[WHAT YOU WILL DO]
Exactly reproduce each line of the listing that follows.

[Source data]
--- START ---

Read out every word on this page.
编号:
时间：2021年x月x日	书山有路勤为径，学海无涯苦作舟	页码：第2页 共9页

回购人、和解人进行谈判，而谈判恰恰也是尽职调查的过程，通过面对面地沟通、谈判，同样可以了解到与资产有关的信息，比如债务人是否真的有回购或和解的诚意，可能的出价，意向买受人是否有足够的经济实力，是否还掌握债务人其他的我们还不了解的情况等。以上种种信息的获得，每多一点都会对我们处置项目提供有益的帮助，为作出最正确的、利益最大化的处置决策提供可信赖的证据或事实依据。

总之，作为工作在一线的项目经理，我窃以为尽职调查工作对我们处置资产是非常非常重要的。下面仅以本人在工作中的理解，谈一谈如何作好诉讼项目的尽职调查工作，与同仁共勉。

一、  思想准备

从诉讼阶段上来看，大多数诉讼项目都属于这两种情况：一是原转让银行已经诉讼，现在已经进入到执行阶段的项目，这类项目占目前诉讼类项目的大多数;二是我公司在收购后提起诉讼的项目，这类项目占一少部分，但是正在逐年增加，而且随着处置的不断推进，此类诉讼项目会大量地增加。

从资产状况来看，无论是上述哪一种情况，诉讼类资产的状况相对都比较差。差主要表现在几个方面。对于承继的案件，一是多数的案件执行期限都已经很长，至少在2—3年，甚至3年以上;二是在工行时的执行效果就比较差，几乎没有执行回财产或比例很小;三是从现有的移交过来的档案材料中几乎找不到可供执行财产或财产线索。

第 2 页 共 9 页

--- END ---

[SOLUTION FOR THIS PROBLEM]
Read out every word on this page.
编号:
时间：2021年x月x日	书山有路勤为径，学海无涯苦作舟	页码：第2页 共9页

回购人、和解人进行谈判，而谈判恰恰也是尽职调查的过程，通过面对面地沟通、谈判，同样可以了解到与资产有关的信息，比如债务人是否真的有回购或和解的诚意，可能的出价，意向买受人是否有足够的经济实力，是否还掌握债务人其他的我们还不了解的情况等。以上种种信息的获得，每多一点都会对我们处置项目提供有益的帮助，为作出最正确的、利益最大化的处置决策提供可信赖的证据或事实依据。

总之，作为工作在一线的项目经理，我窃以为尽职调查工作对我们处置资产是非常非常重要的。下面仅以本人在工作中的理解，谈一谈如何作好诉讼项目的尽职调查工作，与同仁共勉。

一、  思想准备

从诉讼阶段上来看，大多数诉讼项目都属于这两种情况：一是原转让银行已经诉讼，现在已经进入到执行阶段的项目，这类项目占目前诉讼类项目的大多数;二是我公司在收购后提起诉讼的项目，这类项目占一少部分，但是正在逐年增加，而且随着处置的不断推进，此类诉讼项目会大量地增加。

从资产状况来看，无论是上述哪一种情况，诉讼类资产的状况相对都比较差。差主要表现在几个方面。对于承继的案件，一是多数的案件执行期限都已经很长，至少在2—3年，甚至3年以上;二是在工行时的执行效果就比较差，几乎没有执行回财产或比例很小;三是从现有的移交过来的档案材料中几乎找不到可供执行财产或财产线索。

第 2 页 共 9 页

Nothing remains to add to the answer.